> TASK TO COMPLETE: Pick out every line in the data below that holds "types".

[Dataset items]
........

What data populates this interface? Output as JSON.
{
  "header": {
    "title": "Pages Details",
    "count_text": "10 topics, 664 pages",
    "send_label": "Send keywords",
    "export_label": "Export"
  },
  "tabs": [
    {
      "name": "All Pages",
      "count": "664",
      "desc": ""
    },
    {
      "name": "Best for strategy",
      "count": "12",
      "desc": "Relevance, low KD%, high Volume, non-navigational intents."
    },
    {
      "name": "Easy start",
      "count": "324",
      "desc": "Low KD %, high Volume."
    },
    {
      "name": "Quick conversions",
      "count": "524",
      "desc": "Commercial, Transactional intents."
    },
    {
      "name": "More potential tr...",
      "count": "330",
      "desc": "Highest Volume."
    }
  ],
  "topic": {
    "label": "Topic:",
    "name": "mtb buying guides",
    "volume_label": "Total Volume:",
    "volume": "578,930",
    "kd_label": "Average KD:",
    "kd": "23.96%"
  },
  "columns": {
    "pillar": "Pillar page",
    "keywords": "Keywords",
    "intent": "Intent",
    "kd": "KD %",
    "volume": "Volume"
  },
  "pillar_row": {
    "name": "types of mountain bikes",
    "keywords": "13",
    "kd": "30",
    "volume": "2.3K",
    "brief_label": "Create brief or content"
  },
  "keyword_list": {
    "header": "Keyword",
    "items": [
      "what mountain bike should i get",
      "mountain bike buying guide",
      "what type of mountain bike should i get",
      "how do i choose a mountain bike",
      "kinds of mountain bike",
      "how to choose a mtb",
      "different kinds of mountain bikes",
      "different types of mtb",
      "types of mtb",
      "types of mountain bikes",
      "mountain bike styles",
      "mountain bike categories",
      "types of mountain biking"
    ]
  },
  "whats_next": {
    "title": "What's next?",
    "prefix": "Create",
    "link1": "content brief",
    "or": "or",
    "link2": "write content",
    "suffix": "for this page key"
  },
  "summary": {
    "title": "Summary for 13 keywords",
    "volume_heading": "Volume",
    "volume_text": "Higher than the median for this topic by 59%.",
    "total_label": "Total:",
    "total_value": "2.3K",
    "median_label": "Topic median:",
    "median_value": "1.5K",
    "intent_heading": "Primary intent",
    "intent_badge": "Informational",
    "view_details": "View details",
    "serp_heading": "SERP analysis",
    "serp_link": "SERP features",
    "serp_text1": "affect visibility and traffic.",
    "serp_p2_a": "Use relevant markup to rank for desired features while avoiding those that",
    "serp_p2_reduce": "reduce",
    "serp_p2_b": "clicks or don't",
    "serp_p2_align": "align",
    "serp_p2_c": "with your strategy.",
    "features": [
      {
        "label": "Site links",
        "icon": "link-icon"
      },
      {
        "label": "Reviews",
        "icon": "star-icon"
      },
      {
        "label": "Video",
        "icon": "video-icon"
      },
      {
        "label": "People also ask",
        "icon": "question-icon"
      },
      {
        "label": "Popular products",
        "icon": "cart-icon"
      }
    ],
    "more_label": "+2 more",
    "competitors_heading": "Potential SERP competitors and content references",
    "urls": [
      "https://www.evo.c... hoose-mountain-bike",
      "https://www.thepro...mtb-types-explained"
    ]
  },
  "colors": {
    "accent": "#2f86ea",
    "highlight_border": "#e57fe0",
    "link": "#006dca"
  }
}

........

> EXERCISE SOLUTION:
    "name": "types of mountain bikes",
      "different types of mtb",
      "types of mtb",
      "types of mountain bikes",
      "types of mountain biking"
      "https://www.thepro...mtb-types-explained"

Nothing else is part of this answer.